EXERCISE AIM:
Omit every picture and return the rest of the data unaltered.

(Records that describe figures)
>> begin

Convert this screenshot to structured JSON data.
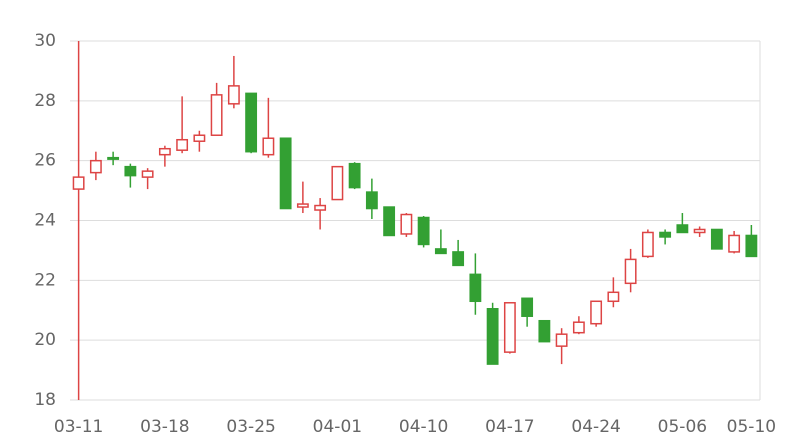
{
  "chart_data": {
    "type": "candlestick",
    "categories": [
      "03-11",
      null,
      null,
      null,
      null,
      "03-18",
      null,
      null,
      null,
      null,
      "03-25",
      null,
      null,
      null,
      null,
      "04-01",
      null,
      null,
      null,
      null,
      "04-10",
      null,
      null,
      null,
      null,
      "04-17",
      null,
      null,
      null,
      null,
      "04-24",
      null,
      null,
      null,
      null,
      "05-06",
      null,
      null,
      null,
      "05-10"
    ],
    "open": [
      25.05,
      25.6,
      26.1,
      25.8,
      25.45,
      26.2,
      26.35,
      26.65,
      26.85,
      27.9,
      28.25,
      26.2,
      26.75,
      24.45,
      24.35,
      24.7,
      25.9,
      24.95,
      24.45,
      23.55,
      24.1,
      23.05,
      22.95,
      22.2,
      21.05,
      19.6,
      21.4,
      20.65,
      19.8,
      20.25,
      20.55,
      21.3,
      21.9,
      22.8,
      23.6,
      23.85,
      23.6,
      23.7,
      22.95,
      23.5
    ],
    "high": [
      30,
      26.3,
      26.3,
      25.9,
      25.75,
      26.5,
      28.15,
      27.0,
      28.6,
      29.5,
      28.25,
      28.1,
      26.75,
      25.3,
      24.75,
      25.8,
      25.95,
      25.4,
      24.45,
      24.25,
      24.15,
      23.7,
      23.35,
      22.9,
      21.25,
      21.25,
      21.4,
      20.65,
      20.4,
      20.8,
      21.3,
      22.1,
      23.05,
      23.7,
      23.7,
      24.25,
      23.8,
      23.7,
      23.65,
      23.85
    ],
    "low": [
      18,
      25.35,
      25.85,
      25.1,
      25.05,
      25.8,
      26.25,
      26.3,
      26.85,
      27.75,
      26.25,
      26.1,
      24.4,
      24.25,
      23.7,
      24.7,
      25.05,
      24.05,
      23.5,
      23.45,
      23.1,
      22.9,
      22.5,
      20.85,
      19.2,
      19.55,
      20.45,
      19.95,
      19.2,
      20.2,
      20.45,
      21.1,
      21.6,
      22.75,
      23.2,
      23.6,
      23.45,
      23.05,
      22.9,
      22.8
    ],
    "close": [
      25.45,
      26.0,
      26.05,
      25.5,
      25.65,
      26.4,
      26.7,
      26.85,
      28.2,
      28.5,
      26.3,
      26.75,
      24.4,
      24.55,
      24.5,
      25.8,
      25.1,
      24.4,
      23.5,
      24.2,
      23.2,
      22.9,
      22.5,
      21.3,
      19.2,
      21.25,
      20.8,
      19.95,
      20.2,
      20.6,
      21.3,
      21.6,
      22.7,
      23.6,
      23.45,
      23.6,
      23.7,
      23.05,
      23.5,
      22.8
    ],
    "up_color": "#dd4444",
    "down_color": "#33a033",
    "ylim": [
      18,
      30
    ],
    "yticks": [
      18,
      20,
      22,
      24,
      26,
      28,
      30
    ],
    "grid": true
  }
}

>> end

EXERCISE OUTPUT:
Convert this screenshot to structured JSON data.
{
  "chart_data": {
    "type": "candlestick",
    "categories": [
      "03-11",
      null,
      null,
      null,
      null,
      "03-18",
      null,
      null,
      null,
      null,
      "03-25",
      null,
      null,
      null,
      null,
      "04-01",
      null,
      null,
      null,
      null,
      "04-10",
      null,
      null,
      null,
      null,
      "04-17",
      null,
      null,
      null,
      null,
      "04-24",
      null,
      null,
      null,
      null,
      "05-06",
      null,
      null,
      null,
      "05-10"
    ],
    "open": [
      25.05,
      25.6,
      26.1,
      25.8,
      25.45,
      26.2,
      26.35,
      26.65,
      26.85,
      27.9,
      28.25,
      26.2,
      26.75,
      24.45,
      24.35,
      24.7,
      25.9,
      24.95,
      24.45,
      23.55,
      24.1,
      23.05,
      22.95,
      22.2,
      21.05,
      19.6,
      21.4,
      20.65,
      19.8,
      20.25,
      20.55,
      21.3,
      21.9,
      22.8,
      23.6,
      23.85,
      23.6,
      23.7,
      22.95,
      23.5
    ],
    "high": [
      30,
      26.3,
      26.3,
      25.9,
      25.75,
      26.5,
      28.15,
      27.0,
      28.6,
      29.5,
      28.25,
      28.1,
      26.75,
      25.3,
      24.75,
      25.8,
      25.95,
      25.4,
      24.45,
      24.25,
      24.15,
      23.7,
      23.35,
      22.9,
      21.25,
      21.25,
      21.4,
      20.65,
      20.4,
      20.8,
      21.3,
      22.1,
      23.05,
      23.7,
      23.7,
      24.25,
      23.8,
      23.7,
      23.65,
      23.85
    ],
    "low": [
      18,
      25.35,
      25.85,
      25.1,
      25.05,
      25.8,
      26.25,
      26.3,
      26.85,
      27.75,
      26.25,
      26.1,
      24.4,
      24.25,
      23.7,
      24.7,
      25.05,
      24.05,
      23.5,
      23.45,
      23.1,
      22.9,
      22.5,
      20.85,
      19.2,
      19.55,
      20.45,
      19.95,
      19.2,
      20.2,
      20.45,
      21.1,
      21.6,
      22.75,
      23.2,
      23.6,
      23.45,
      23.05,
      22.9,
      22.8
    ],
    "close": [
      25.45,
      26.0,
      26.05,
      25.5,
      25.65,
      26.4,
      26.7,
      26.85,
      28.2,
      28.5,
      26.3,
      26.75,
      24.4,
      24.55,
      24.5,
      25.8,
      25.1,
      24.4,
      23.5,
      24.2,
      23.2,
      22.9,
      22.5,
      21.3,
      19.2,
      21.25,
      20.8,
      19.95,
      20.2,
      20.6,
      21.3,
      21.6,
      22.7,
      23.6,
      23.45,
      23.6,
      23.7,
      23.05,
      23.5,
      22.8
    ],
    "up_color": "#dd4444",
    "down_color": "#33a033",
    "ylim": [
      18,
      30
    ],
    "yticks": [
      18,
      20,
      22,
      24,
      26,
      28,
      30
    ],
    "grid": true
  }
}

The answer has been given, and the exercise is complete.